■ **Provided passage**:
·····

# Exploiting Unconventional Building Blocks in Chemical Synthesis

> **NIH NIH R35** · UNIVERSITY OF CALIFORNIA LOS ANGELES · 2024 · $582,296

## Abstract

Project Summary/Abstract
 The central objective of this application is to harness unconventional synthetic
building blocks for the development of new, reliable, and efficient, methodologies.
These methodologies are intended to enable the construction of stereochemically rich
scaffolds, including those seen in naturally occurring small molecules and medicines.
The development of new methods and the syntheses of complex small molecules
continues to be vital areas of research. Most medicinal agents on the market are
prepared by organic synthesis, including the large majority of all new drugs that have
become available over the past three decades. The chemical structures of new drug
entities are becoming increasingly complex, now often bearing sp3 centers rather than
“flat” structures. This has led to an increased need for chemists to develop new
methods that can reliably build intricate structures.

·····

■ **Data section**:
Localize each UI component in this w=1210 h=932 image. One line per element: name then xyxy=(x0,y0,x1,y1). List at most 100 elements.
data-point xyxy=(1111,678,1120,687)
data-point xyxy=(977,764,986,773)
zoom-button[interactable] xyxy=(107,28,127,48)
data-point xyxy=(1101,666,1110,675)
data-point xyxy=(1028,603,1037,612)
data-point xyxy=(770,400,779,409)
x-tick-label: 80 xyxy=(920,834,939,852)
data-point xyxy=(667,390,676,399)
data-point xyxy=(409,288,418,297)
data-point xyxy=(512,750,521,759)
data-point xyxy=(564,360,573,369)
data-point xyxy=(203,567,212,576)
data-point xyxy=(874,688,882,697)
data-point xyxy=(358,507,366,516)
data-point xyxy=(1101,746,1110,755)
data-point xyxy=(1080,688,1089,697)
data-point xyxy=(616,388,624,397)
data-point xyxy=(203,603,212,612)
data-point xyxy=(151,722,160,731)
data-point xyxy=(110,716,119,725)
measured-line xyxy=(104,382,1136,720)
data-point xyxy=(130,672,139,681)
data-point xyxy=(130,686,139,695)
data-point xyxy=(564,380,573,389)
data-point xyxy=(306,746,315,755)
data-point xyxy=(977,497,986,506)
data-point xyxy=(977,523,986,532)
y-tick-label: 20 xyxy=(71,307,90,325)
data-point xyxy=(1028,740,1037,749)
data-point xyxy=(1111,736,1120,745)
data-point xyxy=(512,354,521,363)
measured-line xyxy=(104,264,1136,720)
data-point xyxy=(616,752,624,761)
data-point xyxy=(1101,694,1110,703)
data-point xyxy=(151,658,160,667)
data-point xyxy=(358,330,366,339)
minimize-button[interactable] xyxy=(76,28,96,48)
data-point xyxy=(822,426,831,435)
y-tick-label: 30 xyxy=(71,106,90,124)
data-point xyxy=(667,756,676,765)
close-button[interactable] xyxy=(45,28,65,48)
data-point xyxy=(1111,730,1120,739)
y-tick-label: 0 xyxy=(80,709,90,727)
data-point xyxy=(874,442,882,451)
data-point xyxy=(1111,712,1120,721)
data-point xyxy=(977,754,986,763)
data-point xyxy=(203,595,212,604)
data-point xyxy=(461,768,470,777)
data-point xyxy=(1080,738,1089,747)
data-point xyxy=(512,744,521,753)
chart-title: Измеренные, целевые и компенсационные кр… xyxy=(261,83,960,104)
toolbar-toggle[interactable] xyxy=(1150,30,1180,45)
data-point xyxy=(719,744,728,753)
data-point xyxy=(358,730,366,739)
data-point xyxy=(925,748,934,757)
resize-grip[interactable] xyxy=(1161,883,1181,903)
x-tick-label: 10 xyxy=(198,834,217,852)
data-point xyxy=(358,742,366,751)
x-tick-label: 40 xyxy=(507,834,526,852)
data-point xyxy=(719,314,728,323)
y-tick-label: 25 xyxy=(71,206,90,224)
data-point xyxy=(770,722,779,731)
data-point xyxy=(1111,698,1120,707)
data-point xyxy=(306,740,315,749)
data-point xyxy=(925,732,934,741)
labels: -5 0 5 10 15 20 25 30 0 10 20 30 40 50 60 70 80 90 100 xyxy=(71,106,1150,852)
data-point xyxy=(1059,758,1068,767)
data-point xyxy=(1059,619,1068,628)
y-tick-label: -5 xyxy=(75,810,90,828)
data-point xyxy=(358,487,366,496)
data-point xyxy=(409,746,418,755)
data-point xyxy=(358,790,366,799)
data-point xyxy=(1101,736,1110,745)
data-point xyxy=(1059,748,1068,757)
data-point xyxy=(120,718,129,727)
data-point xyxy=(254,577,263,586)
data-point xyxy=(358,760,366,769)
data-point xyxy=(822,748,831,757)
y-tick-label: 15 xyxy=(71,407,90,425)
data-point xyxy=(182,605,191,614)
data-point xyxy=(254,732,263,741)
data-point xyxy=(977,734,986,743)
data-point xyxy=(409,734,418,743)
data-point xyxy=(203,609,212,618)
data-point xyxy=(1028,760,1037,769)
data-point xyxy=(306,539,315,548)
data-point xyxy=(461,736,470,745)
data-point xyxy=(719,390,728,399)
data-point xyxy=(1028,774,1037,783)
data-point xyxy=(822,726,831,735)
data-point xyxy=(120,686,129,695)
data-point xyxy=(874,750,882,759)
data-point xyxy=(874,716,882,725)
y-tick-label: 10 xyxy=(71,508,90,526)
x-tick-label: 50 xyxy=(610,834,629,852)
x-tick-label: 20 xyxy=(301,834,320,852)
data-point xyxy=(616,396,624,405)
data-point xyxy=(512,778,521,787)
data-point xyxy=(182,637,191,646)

·····

■ **What to work on**:
(a) Please output everything from "Project Summary/Abstract" down to "molecules and medicines." in the grant abstract, copied word for word.
(b) According to the grant abstract, what do the chemical structures of new drug entities now often bear?

■ **Your written answers**:
(a)
Project Summary/Abstract
 The central objective of this application is to harness unconventional synthetic
building blocks for the development of new, reliable, and efficient, methodologies.
These methodologies are intended to enable the construction of stereochemically rich
scaffolds, including those seen in naturally occurring small molecules and medicines.

(b) They often bear sp3 centers rather than "flat" structures.